文書抜粋:
════
“被爆体験者救済 行方注視”
原告団長「あぜんとした」

「長崎原爆の日」の9日、菅総理大臣は、平和祈念式典に出席したあと長崎市内のホテルで記者会見し、原爆の後遺症に苦しんでいる人がいることを胸に刻む必要があるという認識を示す一方、「被爆体験者」の救済については「現在も訴訟が継続中でありまずはその行方を注視していきたい」と述べました。

この中で、菅総理大臣は「76年前のきょう、原子爆弾によって一瞬のうちに焦土と化し、多くの方の大切な命が失われ、いまなお原爆の後遺症に苦しんでいる方がいることを胸に刻んでいかなければならない」と述べました。

一方、国が被爆者と認定する地域の外にいた「被爆体験者」の救済については「長崎においては、現在も訴訟が継続中なので、まずはその行方を注視をしていきたい」と述べました。

また菅総理大臣は、核兵器禁止条約について「核廃絶というゴールは共有をしているが、核兵器のない世界を実現するには、核兵器国を巻き込んで軍縮を進めていくことが不可欠だ。安全保障環境がいっそう厳しさを増している中で、抑止力の維持・強化を含め、現実の安全保障上の脅威に適切に対処しながら、現実的に核軍縮を前進させていく道筋を追求していくことが適切だ」と述べました。

そのうえで、菅総理大臣は「こうしたわが国の立場に照らし、条約に署名する考えはない。また、締約国会議へのオブザーバー参加についても、慎重に見極める必要がある」と述べ、条約への署名・批准には否定的な考えを重ねて示しました。

菅首相 被爆者団体代表らと面会

菅総理大臣は、長崎市で被爆者団体の代表らと面会し、唯一の戦争被爆国として、核兵器のない世界に向けた国際社会の取り組みを主導していく考えを強調しました。
════
取り組む課題:
**a.** 記事の中で、菅総理大臣の発言としてかぎかっこで引用されている文言をすべて、記事に出てくる順に挙げてください。
**b.** 記事のうち「この中で、菅総理大臣は「76」から「していく考えを強調しました。」までを、両端も含めて一字も変えずに繰り返すこと。
後に続く行は使わない。

分析用データ:
════
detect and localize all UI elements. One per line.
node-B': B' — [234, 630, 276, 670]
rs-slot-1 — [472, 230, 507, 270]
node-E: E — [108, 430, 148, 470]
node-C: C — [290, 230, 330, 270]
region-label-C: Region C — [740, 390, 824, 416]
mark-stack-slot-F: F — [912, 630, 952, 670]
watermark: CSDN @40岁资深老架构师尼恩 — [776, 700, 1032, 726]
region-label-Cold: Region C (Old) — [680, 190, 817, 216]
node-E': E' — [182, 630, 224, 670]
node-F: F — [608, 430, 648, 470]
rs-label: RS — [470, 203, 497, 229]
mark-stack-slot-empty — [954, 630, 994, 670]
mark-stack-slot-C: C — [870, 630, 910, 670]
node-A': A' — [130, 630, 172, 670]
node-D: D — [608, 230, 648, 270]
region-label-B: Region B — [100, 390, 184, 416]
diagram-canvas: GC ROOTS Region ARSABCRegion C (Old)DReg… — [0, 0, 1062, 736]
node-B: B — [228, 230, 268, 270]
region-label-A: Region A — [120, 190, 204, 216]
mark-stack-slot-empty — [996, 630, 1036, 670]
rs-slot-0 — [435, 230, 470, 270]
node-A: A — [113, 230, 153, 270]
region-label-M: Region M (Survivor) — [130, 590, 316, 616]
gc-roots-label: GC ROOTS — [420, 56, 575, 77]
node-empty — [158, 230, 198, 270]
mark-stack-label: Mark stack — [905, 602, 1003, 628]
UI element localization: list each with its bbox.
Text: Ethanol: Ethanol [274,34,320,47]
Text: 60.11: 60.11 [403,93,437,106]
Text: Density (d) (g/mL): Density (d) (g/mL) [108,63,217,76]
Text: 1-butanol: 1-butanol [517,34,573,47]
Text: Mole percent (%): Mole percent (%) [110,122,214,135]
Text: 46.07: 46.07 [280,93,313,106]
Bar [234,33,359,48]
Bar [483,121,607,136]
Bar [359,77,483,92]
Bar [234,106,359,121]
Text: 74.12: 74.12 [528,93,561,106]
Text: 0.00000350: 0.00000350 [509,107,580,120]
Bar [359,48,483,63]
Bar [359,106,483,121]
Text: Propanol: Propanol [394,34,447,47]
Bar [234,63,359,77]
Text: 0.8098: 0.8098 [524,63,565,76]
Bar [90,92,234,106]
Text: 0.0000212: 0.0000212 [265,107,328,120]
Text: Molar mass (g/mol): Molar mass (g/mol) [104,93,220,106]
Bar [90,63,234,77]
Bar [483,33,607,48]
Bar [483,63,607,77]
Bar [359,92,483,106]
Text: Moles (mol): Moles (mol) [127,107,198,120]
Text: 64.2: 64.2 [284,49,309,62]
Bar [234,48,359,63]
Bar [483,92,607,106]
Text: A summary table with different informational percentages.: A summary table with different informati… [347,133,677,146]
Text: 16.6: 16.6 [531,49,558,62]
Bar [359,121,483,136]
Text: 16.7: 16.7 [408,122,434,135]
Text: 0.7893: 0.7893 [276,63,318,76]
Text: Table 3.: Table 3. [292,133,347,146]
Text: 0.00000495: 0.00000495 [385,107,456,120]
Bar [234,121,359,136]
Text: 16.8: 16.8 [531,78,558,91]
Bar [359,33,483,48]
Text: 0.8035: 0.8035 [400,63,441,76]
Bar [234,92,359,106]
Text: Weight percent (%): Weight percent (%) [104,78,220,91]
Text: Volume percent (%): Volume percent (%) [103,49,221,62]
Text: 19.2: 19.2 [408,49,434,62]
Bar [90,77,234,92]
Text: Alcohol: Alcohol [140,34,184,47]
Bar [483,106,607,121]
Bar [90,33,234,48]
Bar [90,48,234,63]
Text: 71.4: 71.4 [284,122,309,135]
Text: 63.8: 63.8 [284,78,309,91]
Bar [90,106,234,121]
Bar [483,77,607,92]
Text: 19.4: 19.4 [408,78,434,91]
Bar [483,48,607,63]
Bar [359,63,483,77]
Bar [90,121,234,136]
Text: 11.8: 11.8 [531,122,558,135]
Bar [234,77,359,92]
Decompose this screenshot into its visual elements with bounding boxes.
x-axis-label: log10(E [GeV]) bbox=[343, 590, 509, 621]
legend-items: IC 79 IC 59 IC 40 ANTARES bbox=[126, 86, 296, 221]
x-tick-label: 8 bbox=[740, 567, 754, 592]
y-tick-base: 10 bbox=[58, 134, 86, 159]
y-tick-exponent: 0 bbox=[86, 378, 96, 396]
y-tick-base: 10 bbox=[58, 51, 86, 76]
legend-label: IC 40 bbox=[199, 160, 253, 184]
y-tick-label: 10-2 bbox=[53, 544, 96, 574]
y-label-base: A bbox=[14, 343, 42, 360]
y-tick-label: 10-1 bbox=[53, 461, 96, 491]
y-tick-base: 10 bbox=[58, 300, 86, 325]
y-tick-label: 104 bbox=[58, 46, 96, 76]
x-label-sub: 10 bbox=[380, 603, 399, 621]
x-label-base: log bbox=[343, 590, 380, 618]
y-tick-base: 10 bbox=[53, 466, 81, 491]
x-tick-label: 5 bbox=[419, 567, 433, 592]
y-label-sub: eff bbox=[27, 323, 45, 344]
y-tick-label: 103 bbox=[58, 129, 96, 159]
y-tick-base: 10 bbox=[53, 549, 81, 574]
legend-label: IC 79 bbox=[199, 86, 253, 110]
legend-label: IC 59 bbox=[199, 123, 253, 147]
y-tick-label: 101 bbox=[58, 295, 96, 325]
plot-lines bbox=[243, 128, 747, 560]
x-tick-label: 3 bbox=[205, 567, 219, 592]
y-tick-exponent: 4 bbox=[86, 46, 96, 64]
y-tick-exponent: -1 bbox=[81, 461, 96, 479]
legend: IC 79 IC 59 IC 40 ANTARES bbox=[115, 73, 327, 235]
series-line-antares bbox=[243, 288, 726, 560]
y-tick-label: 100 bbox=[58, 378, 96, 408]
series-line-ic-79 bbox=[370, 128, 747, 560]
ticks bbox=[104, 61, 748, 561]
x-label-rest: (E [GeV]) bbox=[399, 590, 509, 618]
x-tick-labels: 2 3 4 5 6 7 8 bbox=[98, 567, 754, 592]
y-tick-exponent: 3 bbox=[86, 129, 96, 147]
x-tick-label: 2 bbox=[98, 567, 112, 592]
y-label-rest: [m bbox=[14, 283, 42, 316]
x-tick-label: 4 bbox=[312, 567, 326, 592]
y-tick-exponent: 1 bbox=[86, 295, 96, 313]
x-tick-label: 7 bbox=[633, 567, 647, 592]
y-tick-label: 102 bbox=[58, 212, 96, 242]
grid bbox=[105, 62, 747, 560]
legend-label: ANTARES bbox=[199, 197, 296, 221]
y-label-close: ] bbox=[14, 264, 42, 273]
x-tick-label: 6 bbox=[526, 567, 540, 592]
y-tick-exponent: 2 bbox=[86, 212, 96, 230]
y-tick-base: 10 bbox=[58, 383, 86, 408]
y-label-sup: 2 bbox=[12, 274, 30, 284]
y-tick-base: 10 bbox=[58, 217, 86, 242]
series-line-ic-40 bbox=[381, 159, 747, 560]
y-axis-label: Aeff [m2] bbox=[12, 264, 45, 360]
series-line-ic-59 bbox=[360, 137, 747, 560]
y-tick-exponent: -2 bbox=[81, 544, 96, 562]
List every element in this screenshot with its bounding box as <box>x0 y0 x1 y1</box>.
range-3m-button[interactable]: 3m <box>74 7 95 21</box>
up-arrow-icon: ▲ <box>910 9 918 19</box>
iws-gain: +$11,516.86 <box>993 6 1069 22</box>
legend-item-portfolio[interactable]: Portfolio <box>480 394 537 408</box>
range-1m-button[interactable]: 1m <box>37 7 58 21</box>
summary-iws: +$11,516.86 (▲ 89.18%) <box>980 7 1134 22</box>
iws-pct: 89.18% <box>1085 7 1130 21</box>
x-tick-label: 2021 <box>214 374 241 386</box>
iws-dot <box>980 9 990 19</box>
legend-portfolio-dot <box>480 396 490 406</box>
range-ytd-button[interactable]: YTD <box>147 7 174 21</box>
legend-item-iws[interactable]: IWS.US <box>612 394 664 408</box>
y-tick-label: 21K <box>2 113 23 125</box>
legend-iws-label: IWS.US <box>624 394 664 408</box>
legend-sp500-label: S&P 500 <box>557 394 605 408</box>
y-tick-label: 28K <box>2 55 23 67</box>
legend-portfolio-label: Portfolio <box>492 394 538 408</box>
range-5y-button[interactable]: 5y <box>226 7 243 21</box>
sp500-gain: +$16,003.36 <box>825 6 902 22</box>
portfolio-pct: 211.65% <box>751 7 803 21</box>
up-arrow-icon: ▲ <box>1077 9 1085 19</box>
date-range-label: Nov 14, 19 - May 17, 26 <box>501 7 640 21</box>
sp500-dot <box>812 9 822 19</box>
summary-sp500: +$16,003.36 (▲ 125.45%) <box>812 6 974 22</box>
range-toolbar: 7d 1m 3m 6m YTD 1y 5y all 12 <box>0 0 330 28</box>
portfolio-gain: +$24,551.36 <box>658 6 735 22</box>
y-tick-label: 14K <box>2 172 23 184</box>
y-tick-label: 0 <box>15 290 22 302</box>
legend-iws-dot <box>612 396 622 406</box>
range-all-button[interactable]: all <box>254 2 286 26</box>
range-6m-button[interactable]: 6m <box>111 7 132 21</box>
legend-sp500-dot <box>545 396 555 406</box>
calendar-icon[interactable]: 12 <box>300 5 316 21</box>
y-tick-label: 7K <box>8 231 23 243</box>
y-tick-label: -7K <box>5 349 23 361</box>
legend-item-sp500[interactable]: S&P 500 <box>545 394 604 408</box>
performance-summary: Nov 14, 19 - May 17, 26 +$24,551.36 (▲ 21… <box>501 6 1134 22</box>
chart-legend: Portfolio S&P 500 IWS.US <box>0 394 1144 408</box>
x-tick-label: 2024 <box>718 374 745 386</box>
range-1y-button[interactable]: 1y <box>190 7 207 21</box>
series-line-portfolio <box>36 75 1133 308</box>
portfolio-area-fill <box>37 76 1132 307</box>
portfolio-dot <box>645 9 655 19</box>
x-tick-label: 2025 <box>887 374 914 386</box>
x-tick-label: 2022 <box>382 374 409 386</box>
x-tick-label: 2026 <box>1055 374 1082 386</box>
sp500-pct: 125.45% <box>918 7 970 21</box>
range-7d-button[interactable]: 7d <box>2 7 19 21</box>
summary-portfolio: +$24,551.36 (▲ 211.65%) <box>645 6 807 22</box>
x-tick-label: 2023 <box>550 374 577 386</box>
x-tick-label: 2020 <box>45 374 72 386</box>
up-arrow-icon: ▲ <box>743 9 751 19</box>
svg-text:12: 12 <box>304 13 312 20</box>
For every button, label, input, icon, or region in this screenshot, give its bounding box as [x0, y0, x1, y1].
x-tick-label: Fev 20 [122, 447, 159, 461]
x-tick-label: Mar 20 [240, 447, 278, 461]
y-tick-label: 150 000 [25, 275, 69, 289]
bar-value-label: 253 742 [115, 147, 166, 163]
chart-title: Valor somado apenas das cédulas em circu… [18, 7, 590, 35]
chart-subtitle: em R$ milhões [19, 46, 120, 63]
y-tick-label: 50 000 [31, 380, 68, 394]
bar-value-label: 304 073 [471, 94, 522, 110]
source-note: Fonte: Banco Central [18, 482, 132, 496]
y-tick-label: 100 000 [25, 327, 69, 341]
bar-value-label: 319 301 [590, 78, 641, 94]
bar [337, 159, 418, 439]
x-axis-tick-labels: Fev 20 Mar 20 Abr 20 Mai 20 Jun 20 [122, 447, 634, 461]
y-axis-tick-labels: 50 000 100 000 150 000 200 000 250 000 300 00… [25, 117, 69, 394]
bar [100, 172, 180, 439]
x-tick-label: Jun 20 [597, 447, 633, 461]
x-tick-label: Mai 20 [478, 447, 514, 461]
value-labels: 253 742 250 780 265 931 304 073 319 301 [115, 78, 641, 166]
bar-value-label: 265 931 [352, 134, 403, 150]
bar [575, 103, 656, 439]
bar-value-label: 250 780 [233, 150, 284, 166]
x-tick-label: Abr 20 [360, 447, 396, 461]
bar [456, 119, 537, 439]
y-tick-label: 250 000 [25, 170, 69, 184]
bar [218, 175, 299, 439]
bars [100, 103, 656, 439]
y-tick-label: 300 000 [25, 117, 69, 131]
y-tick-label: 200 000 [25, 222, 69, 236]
════
演習結果:
**a.**
「現在も訴訟が継続中でありまずはその行方を注視していきたい」
「76年前のきょう、原子爆弾によって一瞬のうちに焦土と化し、多くの方の大切な命が失われ、いまなお原爆の後遺症に苦しんでいる方がいることを胸に刻んでいかなければならない」
「長崎においては、現在も訴訟が継続中なので、まずはその行方を注視をしていきたい」
「核廃絶というゴールは共有をしているが、核兵器のない世界を実現するには、核兵器国を巻き込んで軍縮を進めていくことが不可欠だ。安全保障環境がいっそう厳しさを増している中で、抑止力の維持・強化を含め、現実の安全保障上の脅威に適切に対処しながら、現実的に核軍縮を前進させていく道筋を追求していくことが適切だ」
「こうしたわが国の立場に照らし、条約に署名する考えはない。また、締約国会議へのオブザーバー参加についても、慎重に見極める必要がある」

**b.**
この中で、菅総理大臣は「76年前のきょう、原子爆弾によって一瞬のうちに焦土と化し、多くの方の大切な命が失われ、いまなお原爆の後遺症に苦しんでいる方がいることを胸に刻んでいかなければならない」と述べました。

一方、国が被爆者と認定する地域の外にいた「被爆体験者」の救済については「長崎においては、現在も訴訟が継続中なので、まずはその行方を注視をしていきたい」と述べました。

また菅総理大臣は、核兵器禁止条約について「核廃絶というゴールは共有をしているが、核兵器のない世界を実現するには、核兵器国を巻き込んで軍縮を進めていくことが不可欠だ。安全保障環境がいっそう厳しさを増している中で、抑止力の維持・強化を含め、現実の安全保障上の脅威に適切に対処しながら、現実的に核軍縮を前進させていく道筋を追求していくことが適切だ」と述べました。

そのうえで、菅総理大臣は「こうしたわが国の立場に照らし、条約に署名する考えはない。また、締約国会議へのオブザーバー参加についても、慎重に見極める必要がある」と述べ、条約への署名・批准には否定的な考えを重ねて示しました。

菅首相 被爆者団体代表らと面会

菅総理大臣は、長崎市で被爆者団体の代表らと面会し、唯一の戦争被爆国として、核兵器のない世界に向けた国際社会の取り組みを主導していく考えを強調しました。